▶ DATA EXCERPTS:
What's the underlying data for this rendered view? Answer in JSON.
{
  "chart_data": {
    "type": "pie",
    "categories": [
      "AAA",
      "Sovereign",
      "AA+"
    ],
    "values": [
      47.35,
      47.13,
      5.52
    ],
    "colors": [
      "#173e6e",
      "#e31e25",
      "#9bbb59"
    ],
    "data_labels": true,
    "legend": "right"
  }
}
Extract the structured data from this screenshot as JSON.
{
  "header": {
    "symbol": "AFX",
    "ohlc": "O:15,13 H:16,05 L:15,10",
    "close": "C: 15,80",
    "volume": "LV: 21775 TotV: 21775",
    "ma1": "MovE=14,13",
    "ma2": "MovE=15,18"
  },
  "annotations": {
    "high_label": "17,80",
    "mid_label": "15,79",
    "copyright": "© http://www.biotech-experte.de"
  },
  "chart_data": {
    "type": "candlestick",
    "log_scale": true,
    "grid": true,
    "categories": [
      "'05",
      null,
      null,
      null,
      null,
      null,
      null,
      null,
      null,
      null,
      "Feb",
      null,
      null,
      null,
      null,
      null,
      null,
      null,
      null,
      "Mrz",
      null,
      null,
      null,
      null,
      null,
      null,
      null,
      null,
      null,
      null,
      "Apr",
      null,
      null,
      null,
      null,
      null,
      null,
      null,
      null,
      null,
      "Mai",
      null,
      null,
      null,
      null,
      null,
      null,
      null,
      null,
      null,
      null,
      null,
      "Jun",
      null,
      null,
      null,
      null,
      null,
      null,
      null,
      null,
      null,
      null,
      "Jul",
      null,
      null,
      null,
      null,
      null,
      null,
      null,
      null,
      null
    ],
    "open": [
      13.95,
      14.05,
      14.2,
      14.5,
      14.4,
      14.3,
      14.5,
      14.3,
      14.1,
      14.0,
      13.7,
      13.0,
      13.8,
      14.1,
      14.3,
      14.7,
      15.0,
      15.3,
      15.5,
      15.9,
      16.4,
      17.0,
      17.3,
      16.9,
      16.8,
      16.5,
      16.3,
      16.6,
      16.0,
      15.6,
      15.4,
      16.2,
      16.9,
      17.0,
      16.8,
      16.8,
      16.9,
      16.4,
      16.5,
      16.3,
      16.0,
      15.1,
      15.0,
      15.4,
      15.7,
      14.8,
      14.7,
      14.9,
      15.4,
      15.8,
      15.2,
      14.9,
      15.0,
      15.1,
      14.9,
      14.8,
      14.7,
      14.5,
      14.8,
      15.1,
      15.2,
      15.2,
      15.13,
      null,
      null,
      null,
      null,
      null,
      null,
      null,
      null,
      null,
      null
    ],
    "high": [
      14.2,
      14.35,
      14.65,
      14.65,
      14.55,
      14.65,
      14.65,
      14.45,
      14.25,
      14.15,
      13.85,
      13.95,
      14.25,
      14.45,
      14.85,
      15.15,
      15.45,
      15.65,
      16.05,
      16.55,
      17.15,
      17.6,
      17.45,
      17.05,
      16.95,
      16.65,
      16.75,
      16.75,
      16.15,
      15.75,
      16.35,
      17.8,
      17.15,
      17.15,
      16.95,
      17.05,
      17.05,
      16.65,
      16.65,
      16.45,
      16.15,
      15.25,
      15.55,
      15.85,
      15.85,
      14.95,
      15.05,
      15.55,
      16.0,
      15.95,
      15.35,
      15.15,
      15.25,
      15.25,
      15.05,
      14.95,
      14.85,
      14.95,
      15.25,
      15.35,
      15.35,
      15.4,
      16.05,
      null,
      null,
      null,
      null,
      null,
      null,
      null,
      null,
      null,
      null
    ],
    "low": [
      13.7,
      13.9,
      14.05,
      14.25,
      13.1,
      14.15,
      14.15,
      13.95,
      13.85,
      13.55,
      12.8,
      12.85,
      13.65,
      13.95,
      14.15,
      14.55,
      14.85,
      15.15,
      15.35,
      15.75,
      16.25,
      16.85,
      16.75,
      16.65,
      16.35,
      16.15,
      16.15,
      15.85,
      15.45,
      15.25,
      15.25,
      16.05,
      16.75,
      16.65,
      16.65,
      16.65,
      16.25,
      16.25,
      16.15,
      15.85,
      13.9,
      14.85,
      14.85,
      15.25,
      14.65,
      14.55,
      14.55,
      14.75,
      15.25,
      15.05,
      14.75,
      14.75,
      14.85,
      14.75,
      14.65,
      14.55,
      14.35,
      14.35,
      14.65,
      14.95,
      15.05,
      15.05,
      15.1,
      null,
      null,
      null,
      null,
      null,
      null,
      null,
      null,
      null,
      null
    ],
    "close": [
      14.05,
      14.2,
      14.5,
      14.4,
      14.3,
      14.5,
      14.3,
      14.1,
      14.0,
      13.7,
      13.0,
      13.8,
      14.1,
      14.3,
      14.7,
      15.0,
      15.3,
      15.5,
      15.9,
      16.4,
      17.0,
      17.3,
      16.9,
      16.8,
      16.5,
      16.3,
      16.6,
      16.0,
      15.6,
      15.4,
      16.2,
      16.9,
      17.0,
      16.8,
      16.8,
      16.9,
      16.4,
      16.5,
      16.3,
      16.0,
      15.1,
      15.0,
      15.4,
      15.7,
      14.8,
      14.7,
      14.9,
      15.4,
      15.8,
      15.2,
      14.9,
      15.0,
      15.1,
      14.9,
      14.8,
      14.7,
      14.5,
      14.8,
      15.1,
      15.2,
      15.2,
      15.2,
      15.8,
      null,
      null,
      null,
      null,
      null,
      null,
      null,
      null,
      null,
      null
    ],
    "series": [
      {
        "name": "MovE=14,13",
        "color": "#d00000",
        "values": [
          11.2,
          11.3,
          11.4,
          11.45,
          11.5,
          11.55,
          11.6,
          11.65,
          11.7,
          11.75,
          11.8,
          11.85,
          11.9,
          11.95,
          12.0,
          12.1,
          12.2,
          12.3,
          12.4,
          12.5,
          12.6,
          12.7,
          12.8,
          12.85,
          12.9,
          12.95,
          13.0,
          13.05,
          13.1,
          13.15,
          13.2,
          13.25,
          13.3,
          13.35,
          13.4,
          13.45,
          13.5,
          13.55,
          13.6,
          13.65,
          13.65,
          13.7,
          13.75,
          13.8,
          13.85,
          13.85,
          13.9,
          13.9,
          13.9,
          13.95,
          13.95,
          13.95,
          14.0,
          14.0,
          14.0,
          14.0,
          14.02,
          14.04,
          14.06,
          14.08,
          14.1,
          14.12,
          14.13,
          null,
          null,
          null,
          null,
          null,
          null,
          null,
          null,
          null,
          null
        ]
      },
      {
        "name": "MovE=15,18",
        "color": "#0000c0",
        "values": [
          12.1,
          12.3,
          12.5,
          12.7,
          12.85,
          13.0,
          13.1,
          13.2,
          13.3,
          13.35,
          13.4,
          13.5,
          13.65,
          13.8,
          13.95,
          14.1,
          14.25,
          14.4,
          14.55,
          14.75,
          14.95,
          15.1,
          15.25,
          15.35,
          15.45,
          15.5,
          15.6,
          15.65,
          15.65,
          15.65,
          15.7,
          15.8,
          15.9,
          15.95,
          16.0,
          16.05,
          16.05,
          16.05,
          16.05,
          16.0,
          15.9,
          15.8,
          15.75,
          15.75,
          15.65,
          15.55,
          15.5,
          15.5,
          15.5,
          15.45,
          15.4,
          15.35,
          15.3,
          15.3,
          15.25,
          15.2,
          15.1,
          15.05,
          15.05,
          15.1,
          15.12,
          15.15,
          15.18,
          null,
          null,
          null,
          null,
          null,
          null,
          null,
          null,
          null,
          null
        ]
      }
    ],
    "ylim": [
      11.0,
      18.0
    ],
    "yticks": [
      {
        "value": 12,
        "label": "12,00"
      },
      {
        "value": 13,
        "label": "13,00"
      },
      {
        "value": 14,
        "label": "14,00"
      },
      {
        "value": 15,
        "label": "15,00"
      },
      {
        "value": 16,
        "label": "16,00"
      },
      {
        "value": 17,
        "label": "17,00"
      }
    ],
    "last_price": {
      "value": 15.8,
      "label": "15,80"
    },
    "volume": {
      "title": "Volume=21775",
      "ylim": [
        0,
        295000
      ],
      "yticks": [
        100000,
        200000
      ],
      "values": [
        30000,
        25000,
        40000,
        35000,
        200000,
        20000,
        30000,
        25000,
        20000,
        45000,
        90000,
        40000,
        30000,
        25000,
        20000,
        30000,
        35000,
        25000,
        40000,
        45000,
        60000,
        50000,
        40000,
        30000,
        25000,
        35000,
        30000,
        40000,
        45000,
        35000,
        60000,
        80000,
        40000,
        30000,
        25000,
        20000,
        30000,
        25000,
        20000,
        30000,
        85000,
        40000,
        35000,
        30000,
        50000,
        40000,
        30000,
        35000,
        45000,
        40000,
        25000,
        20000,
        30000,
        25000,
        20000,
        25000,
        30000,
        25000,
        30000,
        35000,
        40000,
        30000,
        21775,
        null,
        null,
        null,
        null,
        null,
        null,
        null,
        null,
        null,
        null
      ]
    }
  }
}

▶ TASK BRIEF:
Scan the listing above and copy all lines containing the word "JSON".

▶ TASK ANSWER:
What's the underlying data for this rendered view? Answer in JSON.
Extract the structured data from this screenshot as JSON.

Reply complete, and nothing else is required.